◆ Dataset:
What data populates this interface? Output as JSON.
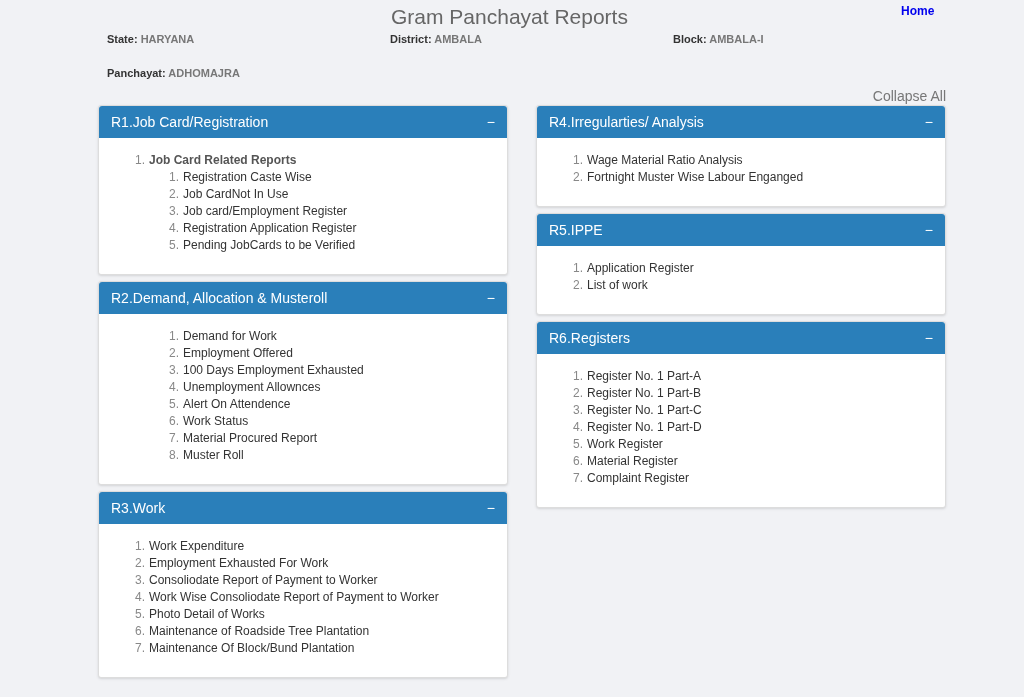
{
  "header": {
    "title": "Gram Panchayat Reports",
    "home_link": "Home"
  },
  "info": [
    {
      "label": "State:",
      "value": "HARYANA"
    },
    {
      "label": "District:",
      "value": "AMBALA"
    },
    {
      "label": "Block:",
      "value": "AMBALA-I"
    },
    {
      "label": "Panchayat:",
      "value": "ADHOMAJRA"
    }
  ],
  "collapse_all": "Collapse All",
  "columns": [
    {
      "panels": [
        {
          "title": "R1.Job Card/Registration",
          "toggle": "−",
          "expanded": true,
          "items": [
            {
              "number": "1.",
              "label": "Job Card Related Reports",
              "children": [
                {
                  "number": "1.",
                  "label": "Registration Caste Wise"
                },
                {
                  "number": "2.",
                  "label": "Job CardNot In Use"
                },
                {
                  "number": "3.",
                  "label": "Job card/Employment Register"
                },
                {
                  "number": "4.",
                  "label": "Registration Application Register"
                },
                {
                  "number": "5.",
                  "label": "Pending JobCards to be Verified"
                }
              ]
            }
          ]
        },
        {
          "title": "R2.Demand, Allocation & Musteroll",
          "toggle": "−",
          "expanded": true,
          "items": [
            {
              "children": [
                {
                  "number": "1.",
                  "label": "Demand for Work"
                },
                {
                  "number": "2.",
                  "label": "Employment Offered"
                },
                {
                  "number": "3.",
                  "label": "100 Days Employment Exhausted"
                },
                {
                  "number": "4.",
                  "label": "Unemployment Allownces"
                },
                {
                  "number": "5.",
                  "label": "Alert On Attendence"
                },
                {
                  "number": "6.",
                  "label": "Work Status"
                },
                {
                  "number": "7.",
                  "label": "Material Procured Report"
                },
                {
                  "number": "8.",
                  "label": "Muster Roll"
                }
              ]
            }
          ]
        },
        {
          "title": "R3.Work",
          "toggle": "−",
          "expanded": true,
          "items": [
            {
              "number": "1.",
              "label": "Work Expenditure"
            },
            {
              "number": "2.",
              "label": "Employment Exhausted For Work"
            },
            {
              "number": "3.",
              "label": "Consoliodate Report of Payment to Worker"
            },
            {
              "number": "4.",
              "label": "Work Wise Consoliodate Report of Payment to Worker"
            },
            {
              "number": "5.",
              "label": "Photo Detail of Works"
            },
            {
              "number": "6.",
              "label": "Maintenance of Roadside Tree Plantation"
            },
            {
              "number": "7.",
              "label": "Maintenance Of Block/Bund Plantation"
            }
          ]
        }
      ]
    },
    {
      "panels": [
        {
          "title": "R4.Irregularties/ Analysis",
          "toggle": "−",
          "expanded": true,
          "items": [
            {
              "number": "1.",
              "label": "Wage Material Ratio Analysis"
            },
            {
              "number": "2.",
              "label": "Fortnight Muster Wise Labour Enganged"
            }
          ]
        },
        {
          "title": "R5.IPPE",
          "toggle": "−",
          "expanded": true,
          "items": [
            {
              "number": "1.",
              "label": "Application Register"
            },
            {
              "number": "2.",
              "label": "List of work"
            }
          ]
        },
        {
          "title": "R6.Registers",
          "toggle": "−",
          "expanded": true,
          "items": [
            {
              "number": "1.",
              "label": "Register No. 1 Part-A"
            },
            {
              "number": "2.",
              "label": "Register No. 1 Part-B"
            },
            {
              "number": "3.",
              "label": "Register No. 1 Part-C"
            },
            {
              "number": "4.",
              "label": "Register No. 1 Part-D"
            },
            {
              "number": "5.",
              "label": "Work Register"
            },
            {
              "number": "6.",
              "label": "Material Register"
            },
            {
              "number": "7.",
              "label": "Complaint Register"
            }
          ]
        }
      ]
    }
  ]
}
--
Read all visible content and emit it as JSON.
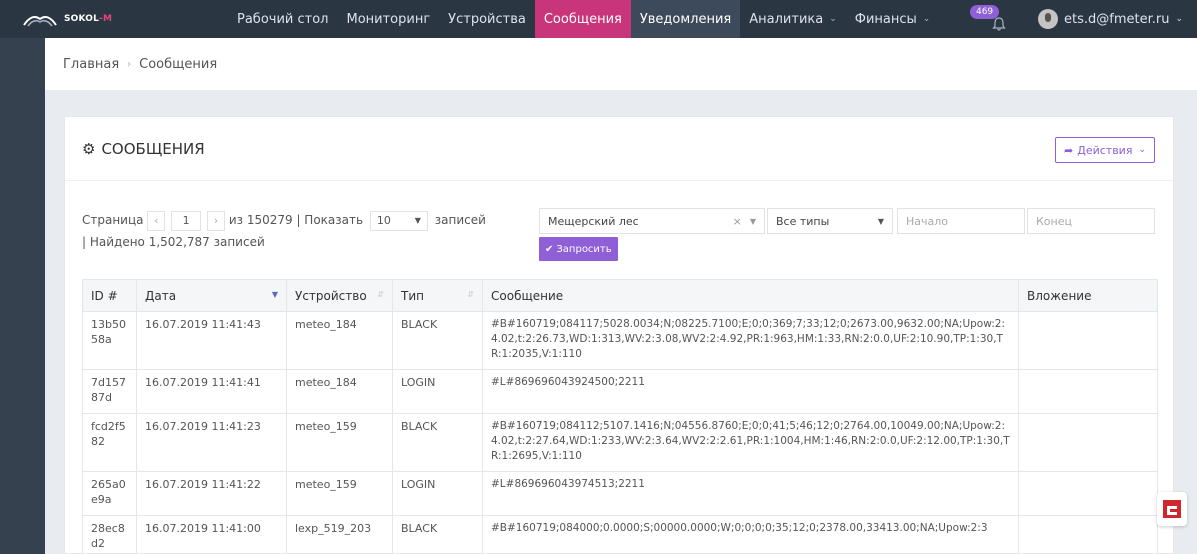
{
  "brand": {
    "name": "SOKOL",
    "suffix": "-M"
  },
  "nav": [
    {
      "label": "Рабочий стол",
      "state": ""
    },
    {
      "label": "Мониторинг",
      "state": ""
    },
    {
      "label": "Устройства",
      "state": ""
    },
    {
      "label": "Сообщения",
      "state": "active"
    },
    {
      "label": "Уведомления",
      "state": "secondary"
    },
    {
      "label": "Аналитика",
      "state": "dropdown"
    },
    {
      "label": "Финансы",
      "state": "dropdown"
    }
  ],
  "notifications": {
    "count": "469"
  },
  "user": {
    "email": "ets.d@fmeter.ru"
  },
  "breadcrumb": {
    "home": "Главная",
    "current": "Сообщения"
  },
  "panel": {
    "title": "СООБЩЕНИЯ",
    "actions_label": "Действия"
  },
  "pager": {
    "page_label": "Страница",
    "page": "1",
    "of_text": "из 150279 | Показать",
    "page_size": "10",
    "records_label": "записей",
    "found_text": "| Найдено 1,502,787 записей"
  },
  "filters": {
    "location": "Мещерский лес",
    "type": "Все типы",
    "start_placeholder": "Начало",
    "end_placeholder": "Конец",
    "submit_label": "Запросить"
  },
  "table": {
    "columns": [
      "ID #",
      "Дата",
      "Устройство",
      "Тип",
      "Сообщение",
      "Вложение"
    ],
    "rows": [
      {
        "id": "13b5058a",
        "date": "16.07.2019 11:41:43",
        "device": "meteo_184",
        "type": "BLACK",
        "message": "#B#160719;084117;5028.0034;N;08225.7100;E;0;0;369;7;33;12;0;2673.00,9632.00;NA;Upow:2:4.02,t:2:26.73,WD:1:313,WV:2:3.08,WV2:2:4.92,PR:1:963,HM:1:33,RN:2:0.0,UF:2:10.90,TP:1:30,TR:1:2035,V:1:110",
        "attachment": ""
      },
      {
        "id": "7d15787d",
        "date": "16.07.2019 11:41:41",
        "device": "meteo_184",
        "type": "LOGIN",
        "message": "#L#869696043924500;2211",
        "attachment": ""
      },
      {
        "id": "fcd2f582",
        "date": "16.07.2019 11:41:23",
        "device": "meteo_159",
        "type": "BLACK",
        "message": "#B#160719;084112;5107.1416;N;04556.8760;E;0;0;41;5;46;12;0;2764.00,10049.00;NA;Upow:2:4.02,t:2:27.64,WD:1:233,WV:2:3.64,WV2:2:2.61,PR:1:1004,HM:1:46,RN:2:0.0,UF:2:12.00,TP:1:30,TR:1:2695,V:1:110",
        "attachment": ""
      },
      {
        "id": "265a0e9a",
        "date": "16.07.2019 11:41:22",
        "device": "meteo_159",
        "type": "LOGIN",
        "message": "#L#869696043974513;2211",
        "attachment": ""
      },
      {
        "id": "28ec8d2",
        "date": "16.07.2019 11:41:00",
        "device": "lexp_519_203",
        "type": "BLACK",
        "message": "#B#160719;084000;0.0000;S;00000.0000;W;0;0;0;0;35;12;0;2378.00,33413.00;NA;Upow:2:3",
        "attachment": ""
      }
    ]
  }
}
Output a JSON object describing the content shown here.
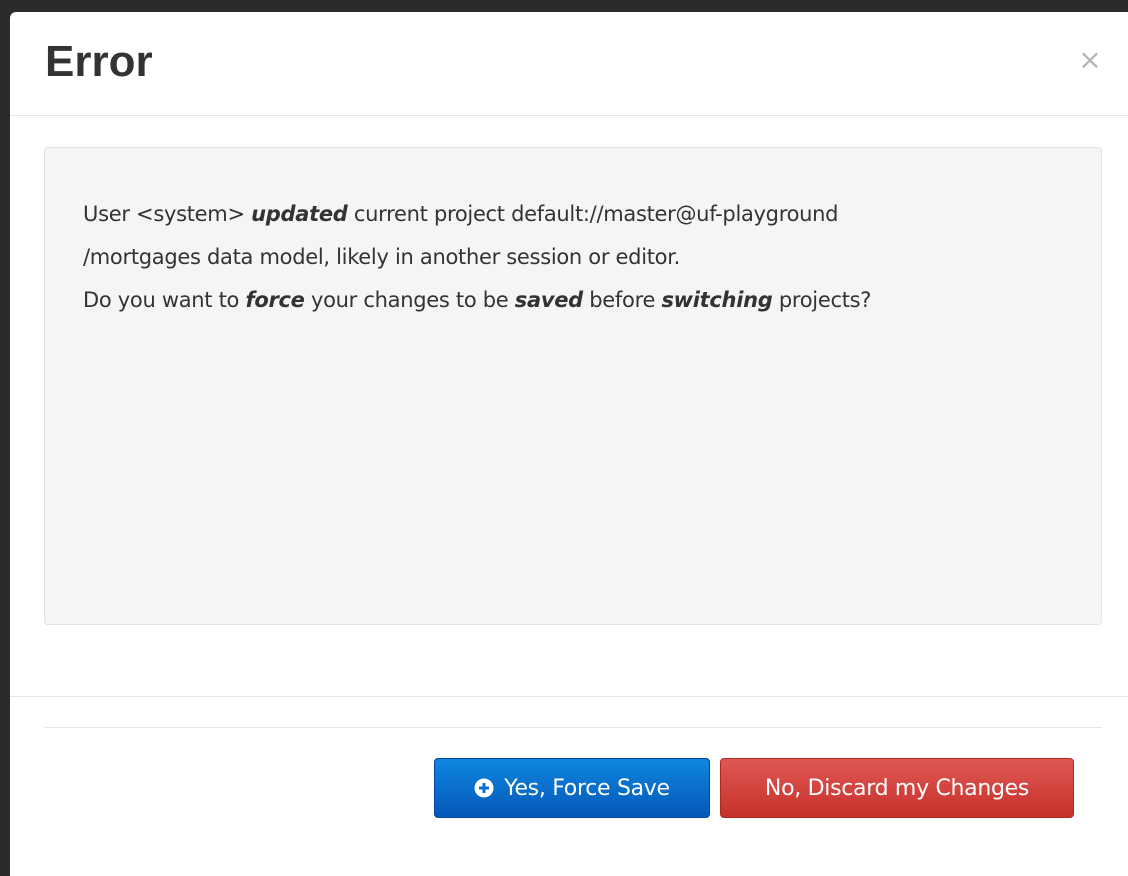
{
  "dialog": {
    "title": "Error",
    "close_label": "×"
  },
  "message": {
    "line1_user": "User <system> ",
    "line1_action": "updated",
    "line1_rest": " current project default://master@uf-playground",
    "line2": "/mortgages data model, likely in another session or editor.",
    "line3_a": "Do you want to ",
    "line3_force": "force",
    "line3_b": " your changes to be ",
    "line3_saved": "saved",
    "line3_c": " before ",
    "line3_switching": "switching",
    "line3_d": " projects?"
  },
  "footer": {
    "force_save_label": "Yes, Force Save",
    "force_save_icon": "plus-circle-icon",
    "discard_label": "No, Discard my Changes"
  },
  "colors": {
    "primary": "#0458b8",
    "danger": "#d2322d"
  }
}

◆ Work to do: Determine how many lines in the listing above hold the word "Maintenance", answering with the number only.

◆ Written reply: 2